Write out each record below exactly as it appears, with no pictures.

RECORDS SUPPLIED -
++++

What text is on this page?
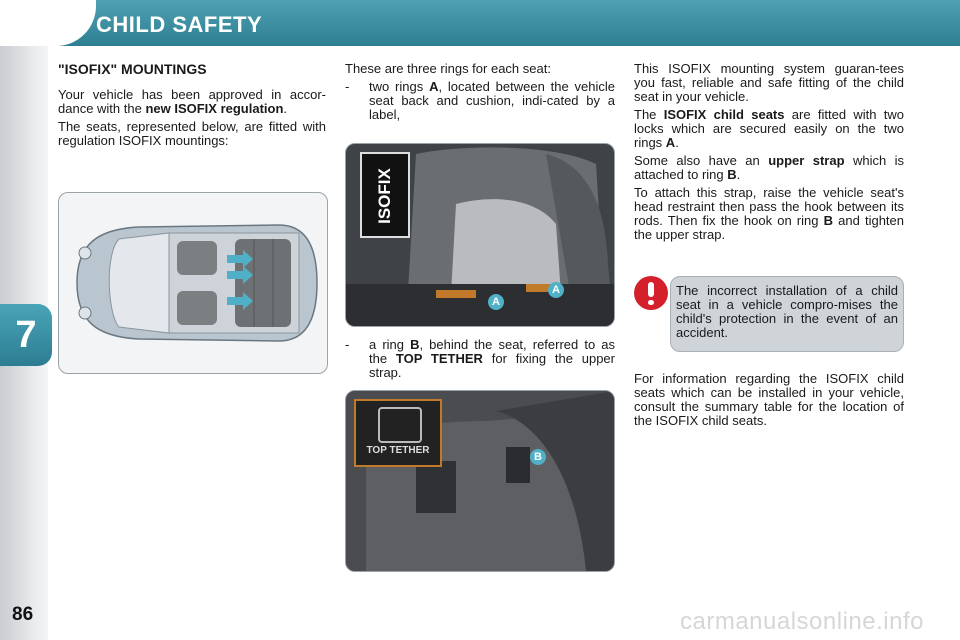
CHILD SAFETY
7
86
"ISOFIX" MOUNTINGS

Your vehicle has been approved in accor-dance with the new ISOFIX regulation.

The seats, represented below, are fitted with regulation ISOFIX mountings:

These are three rings for each seat:

-	two rings A, located between the vehicle seat back and cushion, indi-cated by a label,
ISOFIX
A
A
-	a ring B, behind the seat, referred to as the TOP TETHER for fixing the upper strap.
TOP TETHER
B

This ISOFIX mounting system guaran-tees you fast, reliable and safe fitting of the child seat in your vehicle.

The ISOFIX child seats are fitted with two locks which are secured easily on the two rings A.

Some also have an upper strap which is attached to ring B.

To attach this strap, raise the vehicle seat's head restraint then pass the hook between its rods. Then fix the hook on ring B and tighten the upper strap.

The incorrect installation of a child seat in a vehicle compro-mises the child's protection in the event of an accident.

For information regarding the ISOFIX child seats which can be installed in your vehicle, consult the summary table for the location of the ISOFIX child seats.

carmanualsonline.info
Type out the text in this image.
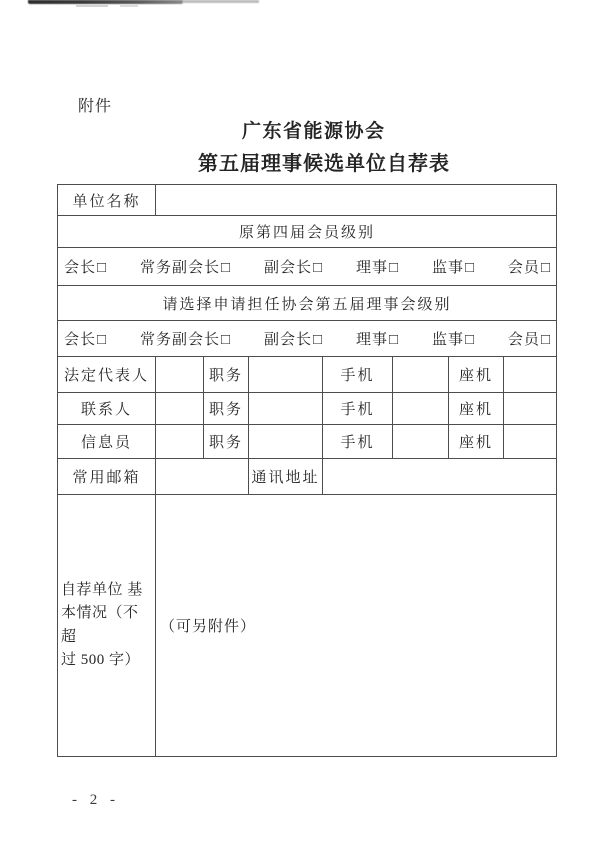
附件
广东省能源协会
第五届理事候选单位自荐表
单位名称							
原第四届会员级别							

会长□ 常务副会长□ 副会长□ 理事□ 监事□ 会员□

请选择申请担任协会第五届理事会级别							

会长□ 常务副会长□ 副会长□ 理事□ 监事□ 会员□

法定代表人		职务		手机		座机	
联系人		职务		手机		座机	
信息员		职务		手机		座机	
常用邮箱			通讯地址				

自荐单位 基
本情况（不超
过 500 字）	（可另附件）						
- 2 -
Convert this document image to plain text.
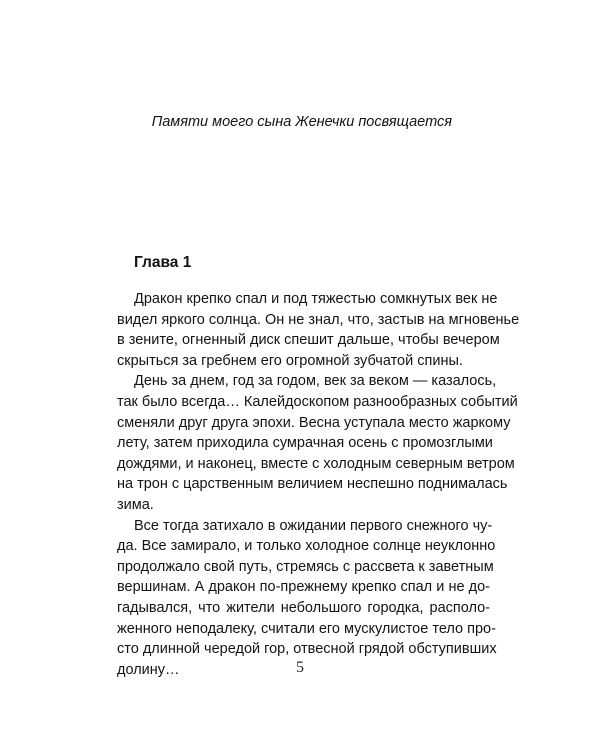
Памяти моего сына Женечки посвящается
Глава 1
Дракон крепко спал и под тяжестью сомкнутых век не
видел яркого солнца. Он не знал, что, застыв на мгновенье
в зените, огненный диск спешит дальше, чтобы вечером
скрыться за гребнем его огромной зубчатой спины.
День за днем, год за годом, век за веком — казалось,
так было всегда… Калейдоскопом разнообразных событий
сменяли друг друга эпохи. Весна уступала место жаркому
лету, затем приходила сумрачная осень с промозглыми
дождями, и наконец, вместе с холодным северным ветром
на трон с царственным величием неспешно поднималась
зима.
Все тогда затихало в ожидании первого снежного чу-
да. Все замирало, и только холодное солнце неуклонно
продолжало свой путь, стремясь с рассвета к заветным
вершинам. А дракон по-прежнему крепко спал и не до-
гадывался, что жители небольшого городка, располо-
женного неподалеку, считали его мускулистое тело про-
сто длинной чередой гор, отвесной грядой обступивших
долину…	5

++++

WRITTEN SOLUTION -
What text is on this page?
CHILD SAFETY
7
86
"ISOFIX" MOUNTINGS

Your vehicle has been approved in accor-dance with the new ISOFIX regulation.

The seats, represented below, are fitted with regulation ISOFIX mountings:

These are three rings for each seat:

-	two rings A, located between the vehicle seat back and cushion, indi-cated by a label,
ISOFIX
A
A
-	a ring B, behind the seat, referred to as the TOP TETHER for fixing the upper strap.
TOP TETHER
B

This ISOFIX mounting system guaran-tees you fast, reliable and safe fitting of the child seat in your vehicle.

The ISOFIX child seats are fitted with two locks which are secured easily on the two rings A.

Some also have an upper strap which is attached to ring B.

To attach this strap, raise the vehicle seat's head restraint then pass the hook between its rods. Then fix the hook on ring B and tighten the upper strap.

The incorrect installation of a child seat in a vehicle compro-mises the child's protection in the event of an accident.

For information regarding the ISOFIX child seats which can be installed in your vehicle, consult the summary table for the location of the ISOFIX child seats.

carmanualsonline.info
Type out the text in this image.
附件
广东省能源协会
第五届理事候选单位自荐表
单位名称							
原第四届会员级别							

会长□ 常务副会长□ 副会长□ 理事□ 监事□ 会员□

请选择申请担任协会第五届理事会级别							

会长□ 常务副会长□ 副会长□ 理事□ 监事□ 会员□

法定代表人		职务		手机		座机	
联系人		职务		手机		座机	
信息员		职务		手机		座机	
常用邮箱			通讯地址				

自荐单位 基
本情况（不超
过 500 字）	（可另附件）						
- 2 -
Convert this document image to plain text.
Памяти моего сына Женечки посвящается
Глава 1
Дракон крепко спал и под тяжестью сомкнутых век не
видел яркого солнца. Он не знал, что, застыв на мгновенье
в зените, огненный диск спешит дальше, чтобы вечером
скрыться за гребнем его огромной зубчатой спины.
День за днем, год за годом, век за веком — казалось,
так было всегда… Калейдоскопом разнообразных событий
сменяли друг друга эпохи. Весна уступала место жаркому
лету, затем приходила сумрачная осень с промозглыми
дождями, и наконец, вместе с холодным северным ветром
на трон с царственным величием неспешно поднималась
зима.
Все тогда затихало в ожидании первого снежного чу-
да. Все замирало, и только холодное солнце неуклонно
продолжало свой путь, стремясь с рассвета к заветным
вершинам. А дракон по-прежнему крепко спал и не до-
гадывался, что жители небольшого городка, располо-
женного неподалеку, считали его мускулистое тело про-
сто длинной чередой гор, отвесной грядой обступивших
долину…	5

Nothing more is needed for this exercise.